▶ **Exercise brief**: Extract all data as written.

Dataset excerpt
— begin —
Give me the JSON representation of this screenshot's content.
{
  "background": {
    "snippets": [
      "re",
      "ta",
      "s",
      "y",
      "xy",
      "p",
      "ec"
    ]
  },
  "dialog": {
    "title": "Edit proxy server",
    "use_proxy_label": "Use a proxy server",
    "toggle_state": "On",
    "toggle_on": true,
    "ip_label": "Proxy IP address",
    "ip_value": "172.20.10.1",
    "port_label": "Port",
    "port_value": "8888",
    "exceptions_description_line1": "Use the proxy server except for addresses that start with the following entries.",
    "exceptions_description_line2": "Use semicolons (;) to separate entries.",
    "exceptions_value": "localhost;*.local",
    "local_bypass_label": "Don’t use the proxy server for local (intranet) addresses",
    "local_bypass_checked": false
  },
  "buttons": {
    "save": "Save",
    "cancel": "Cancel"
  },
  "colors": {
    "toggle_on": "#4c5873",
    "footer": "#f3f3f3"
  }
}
— end —
▶ **Result of this task**:
Give me the JSON representation of this screenshot's content.
{
  "background": {
    "snippets": [
      "re",
      "ta",
      "s",
      "y",
      "xy",
      "p",
      "ec"
    ]
  },
  "dialog": {
    "title": "Edit proxy server",
    "use_proxy_label": "Use a proxy server",
    "toggle_state": "On",
    "toggle_on": true,
    "ip_label": "Proxy IP address",
    "ip_value": "172.20.10.1",
    "port_label": "Port",
    "port_value": "8888",
    "exceptions_description_line1": "Use the proxy server except for addresses that start with the following entries.",
    "exceptions_description_line2": "Use semicolons (;) to separate entries.",
    "exceptions_value": "localhost;*.local",
    "local_bypass_label": "Don’t use the proxy server for local (intranet) addresses",
    "local_bypass_checked": false
  },
  "buttons": {
    "save": "Save",
    "cancel": "Cancel"
  },
  "colors": {
    "toggle_on": "#4c5873",
    "footer": "#f3f3f3"
  }
}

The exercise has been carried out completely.